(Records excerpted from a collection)
>>>

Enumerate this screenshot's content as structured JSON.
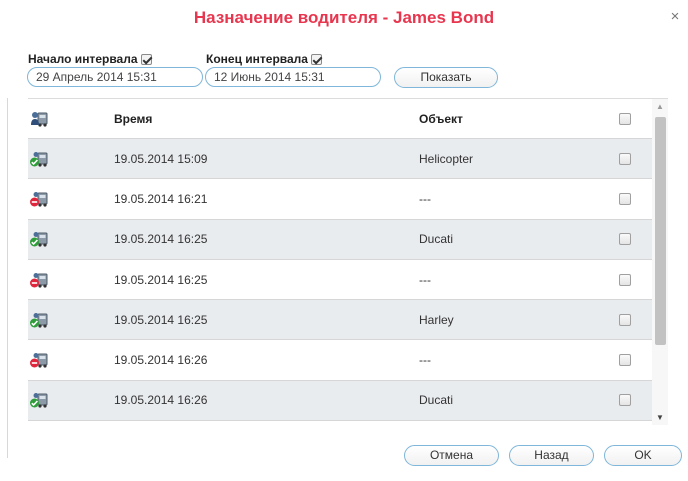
{
  "dialog": {
    "title": "Назначение водителя - James Bond",
    "close_glyph": "×"
  },
  "filter": {
    "start_label": "Начало интервала",
    "start_checked": true,
    "start_value": "29 Апрель 2014 15:31",
    "end_label": "Конец интервала",
    "end_checked": true,
    "end_value": "12 Июнь 2014 15:31",
    "show_button": "Показать"
  },
  "table": {
    "header_icon": "driver-vehicle-icon",
    "col_time": "Время",
    "col_object": "Объект",
    "rows": [
      {
        "status": "assigned",
        "time": "19.05.2014 15:09",
        "object": "Helicopter"
      },
      {
        "status": "unassigned",
        "time": "19.05.2014 16:21",
        "object": "---"
      },
      {
        "status": "assigned",
        "time": "19.05.2014 16:25",
        "object": "Ducati"
      },
      {
        "status": "unassigned",
        "time": "19.05.2014 16:25",
        "object": "---"
      },
      {
        "status": "assigned",
        "time": "19.05.2014 16:25",
        "object": "Harley"
      },
      {
        "status": "unassigned",
        "time": "19.05.2014 16:26",
        "object": "---"
      },
      {
        "status": "assigned",
        "time": "19.05.2014 16:26",
        "object": "Ducati"
      }
    ]
  },
  "footer": {
    "cancel": "Отмена",
    "back": "Назад",
    "ok": "OK"
  },
  "colors": {
    "title": "#e8364f",
    "assigned": "#2e9e3a",
    "unassigned": "#e0263c",
    "border": "#7fb6d9"
  }
}
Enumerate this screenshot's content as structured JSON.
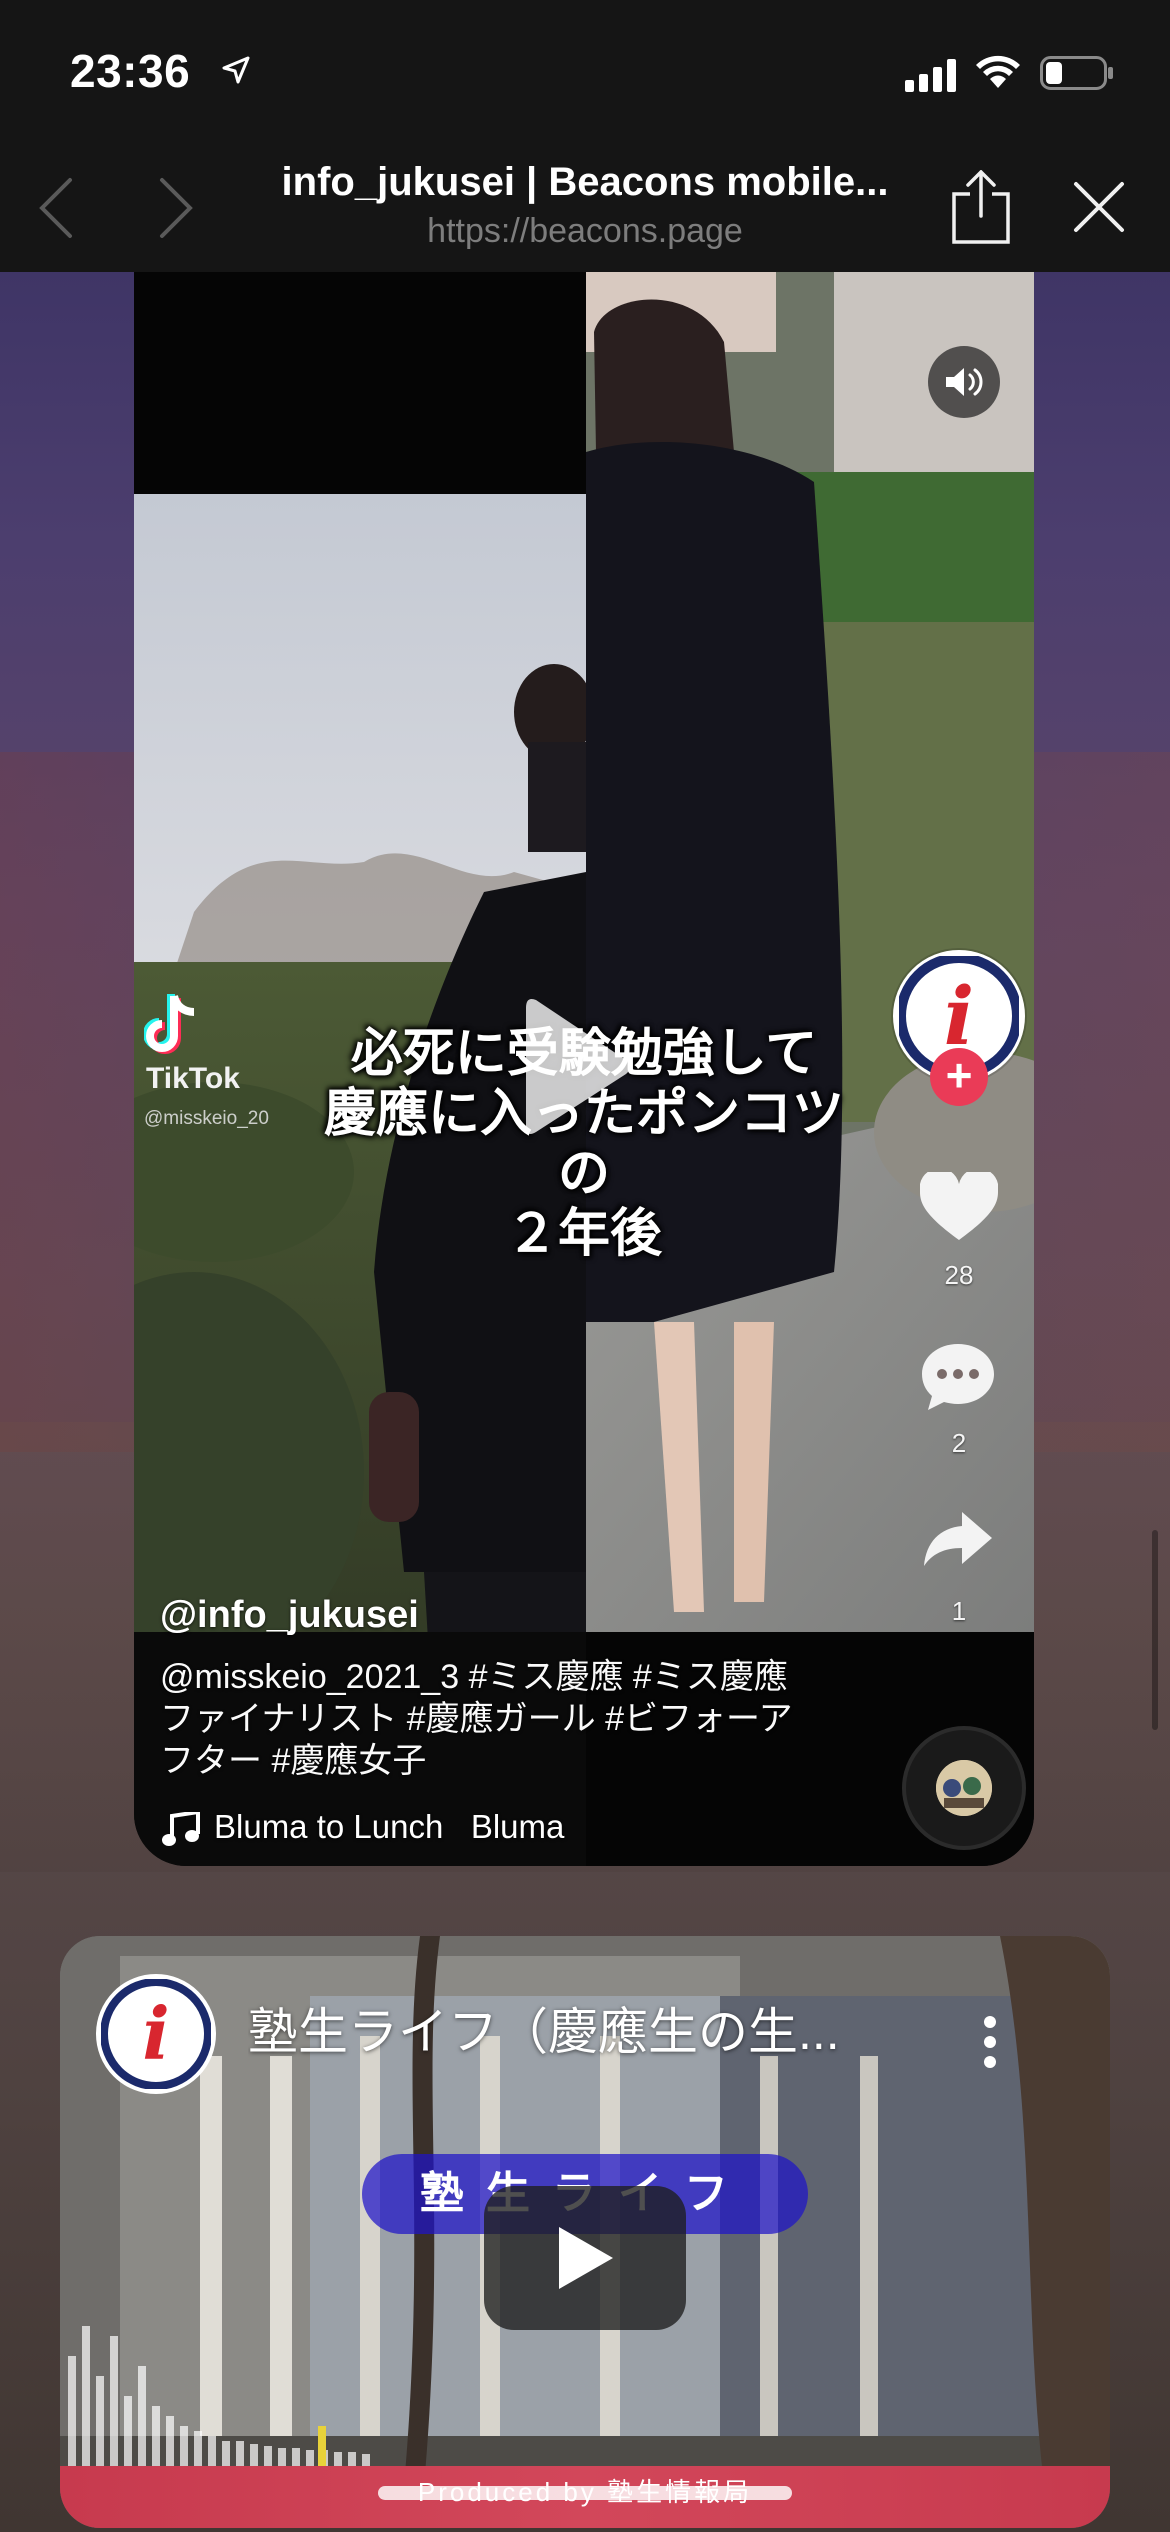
{
  "status_bar": {
    "time": "23:36"
  },
  "browser": {
    "title": "info_jukusei | Beacons mobile...",
    "url": "https://beacons.page"
  },
  "tiktok": {
    "platform_label": "TikTok",
    "watermark": "@misskeio_20",
    "overlay_caption": [
      "必死に受験勉強して",
      "慶應に入ったポンコツ",
      "の",
      "２年後"
    ],
    "likes": "28",
    "comments": "2",
    "shares": "1",
    "username": "@info_jukusei",
    "description": "@misskeio_2021_3 #ミス慶應 #ミス慶應ファイナリスト #慶應ガール #ビフォーアフター #慶應女子",
    "music": "Bluma to Lunch   Bluma",
    "avatar_letter": "i"
  },
  "youtube": {
    "title": "塾生ライフ（慶應生の生...",
    "banner": "塾生ライフ",
    "footer": "Produced by 塾生情報局",
    "avatar_letter": "i"
  },
  "colors": {
    "accent_red": "#ea3b57",
    "brand_navy": "#1b2a6b",
    "brand_red": "#d8262f"
  }
}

<<<

▶ TASK PROMPT: Copy each line from the records above that includes the string "true".

▶ SOLUTION TO THE EXERCISE:
    "start_checked": true,
    "end_checked": true,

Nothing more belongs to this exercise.